===== Dataset entries
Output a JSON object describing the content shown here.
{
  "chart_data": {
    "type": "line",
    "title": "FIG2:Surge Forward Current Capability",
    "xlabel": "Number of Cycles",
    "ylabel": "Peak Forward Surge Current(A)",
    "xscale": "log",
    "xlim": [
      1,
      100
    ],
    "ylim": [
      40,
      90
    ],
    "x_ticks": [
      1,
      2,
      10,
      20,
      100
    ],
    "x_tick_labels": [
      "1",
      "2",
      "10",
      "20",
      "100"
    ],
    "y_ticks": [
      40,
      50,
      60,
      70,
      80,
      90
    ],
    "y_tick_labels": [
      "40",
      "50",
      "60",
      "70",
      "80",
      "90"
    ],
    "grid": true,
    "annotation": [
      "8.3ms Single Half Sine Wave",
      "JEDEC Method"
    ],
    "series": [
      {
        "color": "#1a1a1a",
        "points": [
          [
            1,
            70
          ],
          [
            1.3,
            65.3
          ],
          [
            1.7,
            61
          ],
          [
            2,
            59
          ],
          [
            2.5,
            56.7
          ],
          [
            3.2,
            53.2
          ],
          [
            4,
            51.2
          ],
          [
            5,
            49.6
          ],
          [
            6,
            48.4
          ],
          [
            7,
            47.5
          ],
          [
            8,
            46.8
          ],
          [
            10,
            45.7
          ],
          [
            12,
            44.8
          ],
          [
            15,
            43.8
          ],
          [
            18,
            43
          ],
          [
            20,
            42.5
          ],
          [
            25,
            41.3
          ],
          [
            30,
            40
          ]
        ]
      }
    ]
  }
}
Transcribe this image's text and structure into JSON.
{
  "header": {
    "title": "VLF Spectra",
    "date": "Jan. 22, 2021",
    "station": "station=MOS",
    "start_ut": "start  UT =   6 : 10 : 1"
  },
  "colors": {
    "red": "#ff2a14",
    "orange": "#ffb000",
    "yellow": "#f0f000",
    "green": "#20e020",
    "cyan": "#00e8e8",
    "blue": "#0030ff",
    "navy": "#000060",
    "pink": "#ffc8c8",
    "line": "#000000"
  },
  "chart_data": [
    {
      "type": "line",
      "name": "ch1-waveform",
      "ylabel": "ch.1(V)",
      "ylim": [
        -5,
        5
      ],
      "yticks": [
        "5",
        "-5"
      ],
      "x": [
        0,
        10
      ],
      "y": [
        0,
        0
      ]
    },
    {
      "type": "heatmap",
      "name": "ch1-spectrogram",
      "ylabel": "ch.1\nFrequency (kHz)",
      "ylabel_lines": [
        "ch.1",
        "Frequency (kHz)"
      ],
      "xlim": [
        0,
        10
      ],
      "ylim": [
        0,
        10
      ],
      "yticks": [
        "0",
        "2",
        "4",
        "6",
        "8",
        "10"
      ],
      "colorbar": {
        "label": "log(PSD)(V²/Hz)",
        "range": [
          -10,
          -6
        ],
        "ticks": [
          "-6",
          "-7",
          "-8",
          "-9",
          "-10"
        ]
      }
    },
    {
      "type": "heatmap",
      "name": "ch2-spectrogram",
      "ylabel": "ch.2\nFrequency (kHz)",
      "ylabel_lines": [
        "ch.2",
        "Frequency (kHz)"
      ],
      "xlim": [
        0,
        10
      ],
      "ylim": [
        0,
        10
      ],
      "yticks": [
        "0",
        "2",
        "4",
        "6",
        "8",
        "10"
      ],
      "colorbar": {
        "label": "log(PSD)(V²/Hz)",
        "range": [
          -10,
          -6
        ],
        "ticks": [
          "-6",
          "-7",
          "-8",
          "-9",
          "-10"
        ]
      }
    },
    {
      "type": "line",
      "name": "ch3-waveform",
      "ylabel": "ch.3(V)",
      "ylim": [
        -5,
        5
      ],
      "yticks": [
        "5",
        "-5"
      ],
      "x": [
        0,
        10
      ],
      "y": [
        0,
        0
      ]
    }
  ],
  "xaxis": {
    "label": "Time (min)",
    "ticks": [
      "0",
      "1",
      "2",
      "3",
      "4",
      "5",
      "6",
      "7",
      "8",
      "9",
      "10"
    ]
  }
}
==========
What the task requires » Tally how many lines of the data include the word "JSON". Write the number and nothing else.

Result » 2